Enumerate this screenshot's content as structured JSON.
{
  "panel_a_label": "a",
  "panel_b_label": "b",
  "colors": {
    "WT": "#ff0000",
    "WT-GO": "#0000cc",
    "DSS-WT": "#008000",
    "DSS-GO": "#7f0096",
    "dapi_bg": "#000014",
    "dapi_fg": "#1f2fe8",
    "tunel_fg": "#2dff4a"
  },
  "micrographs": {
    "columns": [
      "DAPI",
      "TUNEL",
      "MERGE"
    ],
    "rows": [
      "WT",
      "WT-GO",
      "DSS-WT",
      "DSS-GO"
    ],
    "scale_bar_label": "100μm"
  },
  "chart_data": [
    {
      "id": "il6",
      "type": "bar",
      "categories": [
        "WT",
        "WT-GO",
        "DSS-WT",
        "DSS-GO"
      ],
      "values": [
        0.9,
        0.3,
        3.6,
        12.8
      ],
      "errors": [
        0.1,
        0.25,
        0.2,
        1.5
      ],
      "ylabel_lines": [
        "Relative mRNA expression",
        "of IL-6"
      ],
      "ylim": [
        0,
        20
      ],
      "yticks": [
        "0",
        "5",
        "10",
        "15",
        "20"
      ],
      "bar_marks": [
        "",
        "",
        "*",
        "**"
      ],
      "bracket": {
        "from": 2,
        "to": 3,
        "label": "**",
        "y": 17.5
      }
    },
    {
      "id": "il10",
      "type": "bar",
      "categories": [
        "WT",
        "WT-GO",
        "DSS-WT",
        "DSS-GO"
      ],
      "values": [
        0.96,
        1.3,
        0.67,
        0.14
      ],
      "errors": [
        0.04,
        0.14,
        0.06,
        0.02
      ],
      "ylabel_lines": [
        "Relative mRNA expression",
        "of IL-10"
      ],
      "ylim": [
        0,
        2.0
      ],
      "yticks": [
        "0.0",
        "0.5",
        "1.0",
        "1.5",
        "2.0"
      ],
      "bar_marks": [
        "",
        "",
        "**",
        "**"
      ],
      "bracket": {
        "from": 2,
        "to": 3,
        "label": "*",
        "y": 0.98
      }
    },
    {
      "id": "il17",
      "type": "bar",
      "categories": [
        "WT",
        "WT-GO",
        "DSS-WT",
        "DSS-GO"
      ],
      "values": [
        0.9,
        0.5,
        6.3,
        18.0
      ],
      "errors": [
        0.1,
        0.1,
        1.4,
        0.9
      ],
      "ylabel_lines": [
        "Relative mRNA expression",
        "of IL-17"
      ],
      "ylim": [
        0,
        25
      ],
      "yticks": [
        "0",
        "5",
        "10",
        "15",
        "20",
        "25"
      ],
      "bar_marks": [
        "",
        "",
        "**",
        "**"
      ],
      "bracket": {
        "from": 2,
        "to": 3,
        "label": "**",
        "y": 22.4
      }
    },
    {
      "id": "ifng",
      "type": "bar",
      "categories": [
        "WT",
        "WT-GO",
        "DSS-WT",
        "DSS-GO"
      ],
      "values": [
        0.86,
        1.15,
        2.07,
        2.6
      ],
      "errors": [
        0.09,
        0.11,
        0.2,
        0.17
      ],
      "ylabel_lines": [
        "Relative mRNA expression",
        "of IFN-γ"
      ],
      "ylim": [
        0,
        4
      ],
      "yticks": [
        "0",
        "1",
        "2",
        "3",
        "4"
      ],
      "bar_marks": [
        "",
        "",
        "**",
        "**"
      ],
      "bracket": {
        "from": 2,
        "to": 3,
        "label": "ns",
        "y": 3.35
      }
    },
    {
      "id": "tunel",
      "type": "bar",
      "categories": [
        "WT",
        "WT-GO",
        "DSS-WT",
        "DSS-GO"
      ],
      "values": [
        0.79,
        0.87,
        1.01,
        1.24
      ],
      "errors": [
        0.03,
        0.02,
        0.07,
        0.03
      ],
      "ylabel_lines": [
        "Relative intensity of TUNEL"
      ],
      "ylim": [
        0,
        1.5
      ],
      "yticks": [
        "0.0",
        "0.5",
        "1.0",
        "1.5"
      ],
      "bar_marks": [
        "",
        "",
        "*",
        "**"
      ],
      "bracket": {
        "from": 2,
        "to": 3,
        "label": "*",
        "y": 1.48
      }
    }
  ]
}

★ ★ ★ ★

▶ _Task to carry out_: Repeat the whole listing word for word.

▶ _Exercise output_:
Enumerate this screenshot's content as structured JSON.
{
  "panel_a_label": "a",
  "panel_b_label": "b",
  "colors": {
    "WT": "#ff0000",
    "WT-GO": "#0000cc",
    "DSS-WT": "#008000",
    "DSS-GO": "#7f0096",
    "dapi_bg": "#000014",
    "dapi_fg": "#1f2fe8",
    "tunel_fg": "#2dff4a"
  },
  "micrographs": {
    "columns": [
      "DAPI",
      "TUNEL",
      "MERGE"
    ],
    "rows": [
      "WT",
      "WT-GO",
      "DSS-WT",
      "DSS-GO"
    ],
    "scale_bar_label": "100μm"
  },
  "chart_data": [
    {
      "id": "il6",
      "type": "bar",
      "categories": [
        "WT",
        "WT-GO",
        "DSS-WT",
        "DSS-GO"
      ],
      "values": [
        0.9,
        0.3,
        3.6,
        12.8
      ],
      "errors": [
        0.1,
        0.25,
        0.2,
        1.5
      ],
      "ylabel_lines": [
        "Relative mRNA expression",
        "of IL-6"
      ],
      "ylim": [
        0,
        20
      ],
      "yticks": [
        "0",
        "5",
        "10",
        "15",
        "20"
      ],
      "bar_marks": [
        "",
        "",
        "*",
        "**"
      ],
      "bracket": {
        "from": 2,
        "to": 3,
        "label": "**",
        "y": 17.5
      }
    },
    {
      "id": "il10",
      "type": "bar",
      "categories": [
        "WT",
        "WT-GO",
        "DSS-WT",
        "DSS-GO"
      ],
      "values": [
        0.96,
        1.3,
        0.67,
        0.14
      ],
      "errors": [
        0.04,
        0.14,
        0.06,
        0.02
      ],
      "ylabel_lines": [
        "Relative mRNA expression",
        "of IL-10"
      ],
      "ylim": [
        0,
        2.0
      ],
      "yticks": [
        "0.0",
        "0.5",
        "1.0",
        "1.5",
        "2.0"
      ],
      "bar_marks": [
        "",
        "",
        "**",
        "**"
      ],
      "bracket": {
        "from": 2,
        "to": 3,
        "label": "*",
        "y": 0.98
      }
    },
    {
      "id": "il17",
      "type": "bar",
      "categories": [
        "WT",
        "WT-GO",
        "DSS-WT",
        "DSS-GO"
      ],
      "values": [
        0.9,
        0.5,
        6.3,
        18.0
      ],
      "errors": [
        0.1,
        0.1,
        1.4,
        0.9
      ],
      "ylabel_lines": [
        "Relative mRNA expression",
        "of IL-17"
      ],
      "ylim": [
        0,
        25
      ],
      "yticks": [
        "0",
        "5",
        "10",
        "15",
        "20",
        "25"
      ],
      "bar_marks": [
        "",
        "",
        "**",
        "**"
      ],
      "bracket": {
        "from": 2,
        "to": 3,
        "label": "**",
        "y": 22.4
      }
    },
    {
      "id": "ifng",
      "type": "bar",
      "categories": [
        "WT",
        "WT-GO",
        "DSS-WT",
        "DSS-GO"
      ],
      "values": [
        0.86,
        1.15,
        2.07,
        2.6
      ],
      "errors": [
        0.09,
        0.11,
        0.2,
        0.17
      ],
      "ylabel_lines": [
        "Relative mRNA expression",
        "of IFN-γ"
      ],
      "ylim": [
        0,
        4
      ],
      "yticks": [
        "0",
        "1",
        "2",
        "3",
        "4"
      ],
      "bar_marks": [
        "",
        "",
        "**",
        "**"
      ],
      "bracket": {
        "from": 2,
        "to": 3,
        "label": "ns",
        "y": 3.35
      }
    },
    {
      "id": "tunel",
      "type": "bar",
      "categories": [
        "WT",
        "WT-GO",
        "DSS-WT",
        "DSS-GO"
      ],
      "values": [
        0.79,
        0.87,
        1.01,
        1.24
      ],
      "errors": [
        0.03,
        0.02,
        0.07,
        0.03
      ],
      "ylabel_lines": [
        "Relative intensity of TUNEL"
      ],
      "ylim": [
        0,
        1.5
      ],
      "yticks": [
        "0.0",
        "0.5",
        "1.0",
        "1.5"
      ],
      "bar_marks": [
        "",
        "",
        "*",
        "**"
      ],
      "bracket": {
        "from": 2,
        "to": 3,
        "label": "*",
        "y": 1.48
      }
    }
  ]
}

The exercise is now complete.